Stored data
┄┄┄┄┄┄

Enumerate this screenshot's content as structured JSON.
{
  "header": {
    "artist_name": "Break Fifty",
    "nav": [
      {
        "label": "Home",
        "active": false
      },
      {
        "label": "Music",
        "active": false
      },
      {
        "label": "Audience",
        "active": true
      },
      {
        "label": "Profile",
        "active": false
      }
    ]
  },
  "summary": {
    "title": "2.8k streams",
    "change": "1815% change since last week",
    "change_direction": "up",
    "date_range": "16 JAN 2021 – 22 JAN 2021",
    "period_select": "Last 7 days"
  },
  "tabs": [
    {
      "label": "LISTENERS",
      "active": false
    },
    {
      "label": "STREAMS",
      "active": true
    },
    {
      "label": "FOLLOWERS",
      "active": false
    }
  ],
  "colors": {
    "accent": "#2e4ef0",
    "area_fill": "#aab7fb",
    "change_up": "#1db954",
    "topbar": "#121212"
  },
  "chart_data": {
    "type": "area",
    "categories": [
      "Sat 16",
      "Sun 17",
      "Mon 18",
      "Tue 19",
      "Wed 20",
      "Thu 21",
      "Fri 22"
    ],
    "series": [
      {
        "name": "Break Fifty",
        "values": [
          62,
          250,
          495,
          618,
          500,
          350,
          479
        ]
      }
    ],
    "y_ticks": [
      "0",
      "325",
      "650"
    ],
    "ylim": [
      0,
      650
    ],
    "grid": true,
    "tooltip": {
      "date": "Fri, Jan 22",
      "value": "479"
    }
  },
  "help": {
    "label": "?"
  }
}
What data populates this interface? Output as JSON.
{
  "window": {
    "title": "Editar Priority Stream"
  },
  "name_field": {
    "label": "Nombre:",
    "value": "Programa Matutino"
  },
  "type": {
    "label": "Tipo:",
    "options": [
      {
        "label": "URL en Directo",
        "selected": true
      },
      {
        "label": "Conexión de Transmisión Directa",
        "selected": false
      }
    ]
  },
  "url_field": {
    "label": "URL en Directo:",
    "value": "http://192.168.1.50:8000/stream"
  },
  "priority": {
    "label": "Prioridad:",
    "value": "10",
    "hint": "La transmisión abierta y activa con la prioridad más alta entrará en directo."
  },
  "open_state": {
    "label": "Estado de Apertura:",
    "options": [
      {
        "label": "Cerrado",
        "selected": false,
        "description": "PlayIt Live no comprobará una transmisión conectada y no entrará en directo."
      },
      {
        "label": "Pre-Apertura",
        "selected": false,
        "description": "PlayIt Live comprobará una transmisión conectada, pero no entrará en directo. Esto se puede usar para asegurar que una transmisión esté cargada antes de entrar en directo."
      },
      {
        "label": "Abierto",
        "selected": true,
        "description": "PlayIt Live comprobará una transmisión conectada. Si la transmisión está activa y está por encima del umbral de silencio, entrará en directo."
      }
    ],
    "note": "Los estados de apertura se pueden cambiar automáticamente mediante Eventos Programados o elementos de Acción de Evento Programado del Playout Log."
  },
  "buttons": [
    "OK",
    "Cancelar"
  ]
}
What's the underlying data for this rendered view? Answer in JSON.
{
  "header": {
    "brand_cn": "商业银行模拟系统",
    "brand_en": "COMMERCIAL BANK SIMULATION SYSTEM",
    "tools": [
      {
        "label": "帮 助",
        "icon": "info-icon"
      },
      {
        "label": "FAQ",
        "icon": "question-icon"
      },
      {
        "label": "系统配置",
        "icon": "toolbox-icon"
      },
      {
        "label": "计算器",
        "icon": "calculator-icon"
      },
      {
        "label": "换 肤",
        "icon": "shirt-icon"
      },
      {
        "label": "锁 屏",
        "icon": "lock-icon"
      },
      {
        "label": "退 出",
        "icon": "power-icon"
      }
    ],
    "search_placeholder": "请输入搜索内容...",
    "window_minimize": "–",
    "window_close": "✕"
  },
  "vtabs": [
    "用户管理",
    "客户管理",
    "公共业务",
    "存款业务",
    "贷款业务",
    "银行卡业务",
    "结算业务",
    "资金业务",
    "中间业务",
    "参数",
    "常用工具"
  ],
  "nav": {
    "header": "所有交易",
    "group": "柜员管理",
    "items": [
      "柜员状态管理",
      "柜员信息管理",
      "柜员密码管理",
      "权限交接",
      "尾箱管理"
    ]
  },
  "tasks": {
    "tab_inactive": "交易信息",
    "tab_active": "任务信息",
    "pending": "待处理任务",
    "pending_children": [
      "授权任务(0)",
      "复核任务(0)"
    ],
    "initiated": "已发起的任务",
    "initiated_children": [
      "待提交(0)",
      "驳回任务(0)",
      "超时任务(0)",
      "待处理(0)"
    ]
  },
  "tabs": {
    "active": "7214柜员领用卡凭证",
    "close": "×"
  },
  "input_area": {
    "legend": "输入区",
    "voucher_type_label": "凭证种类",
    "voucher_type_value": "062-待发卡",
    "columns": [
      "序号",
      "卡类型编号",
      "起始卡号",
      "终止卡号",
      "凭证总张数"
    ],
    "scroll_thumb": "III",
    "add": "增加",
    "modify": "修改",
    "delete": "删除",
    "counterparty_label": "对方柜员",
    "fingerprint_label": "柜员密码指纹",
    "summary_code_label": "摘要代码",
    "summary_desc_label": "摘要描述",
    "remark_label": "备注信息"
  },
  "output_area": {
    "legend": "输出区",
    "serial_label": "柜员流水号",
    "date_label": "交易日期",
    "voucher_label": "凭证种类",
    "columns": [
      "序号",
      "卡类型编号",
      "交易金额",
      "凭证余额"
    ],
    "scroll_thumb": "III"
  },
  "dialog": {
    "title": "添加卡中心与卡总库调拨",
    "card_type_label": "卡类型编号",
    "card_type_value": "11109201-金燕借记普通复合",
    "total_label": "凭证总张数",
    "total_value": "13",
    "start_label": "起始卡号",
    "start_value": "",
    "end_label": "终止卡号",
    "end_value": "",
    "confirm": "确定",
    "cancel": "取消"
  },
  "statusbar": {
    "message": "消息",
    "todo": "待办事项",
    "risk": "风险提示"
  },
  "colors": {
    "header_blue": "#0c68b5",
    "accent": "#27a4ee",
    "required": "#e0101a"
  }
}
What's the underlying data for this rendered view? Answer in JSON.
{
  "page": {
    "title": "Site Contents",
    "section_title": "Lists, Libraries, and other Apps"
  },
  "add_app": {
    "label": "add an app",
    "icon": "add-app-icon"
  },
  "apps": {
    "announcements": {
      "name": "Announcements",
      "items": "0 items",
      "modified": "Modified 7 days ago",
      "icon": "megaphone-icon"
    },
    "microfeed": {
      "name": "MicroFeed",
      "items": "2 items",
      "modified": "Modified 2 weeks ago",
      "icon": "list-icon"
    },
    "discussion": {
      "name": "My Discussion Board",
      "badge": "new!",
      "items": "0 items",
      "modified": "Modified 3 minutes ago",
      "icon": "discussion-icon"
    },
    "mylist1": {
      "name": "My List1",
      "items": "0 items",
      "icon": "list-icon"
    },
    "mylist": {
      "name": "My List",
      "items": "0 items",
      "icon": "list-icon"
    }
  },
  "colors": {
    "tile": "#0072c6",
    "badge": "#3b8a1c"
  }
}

┄┄┄┄┄┄

* **Written instruction**
Search the data above for the string "this" and return every line that has it.

* **Reply to the exercise**
Enumerate this screenshot's content as structured JSON.
What data populates this interface? Output as JSON.
What's the underlying data for this rendered view? Answer in JSON.
What's the underlying data for this rendered view? Answer in JSON.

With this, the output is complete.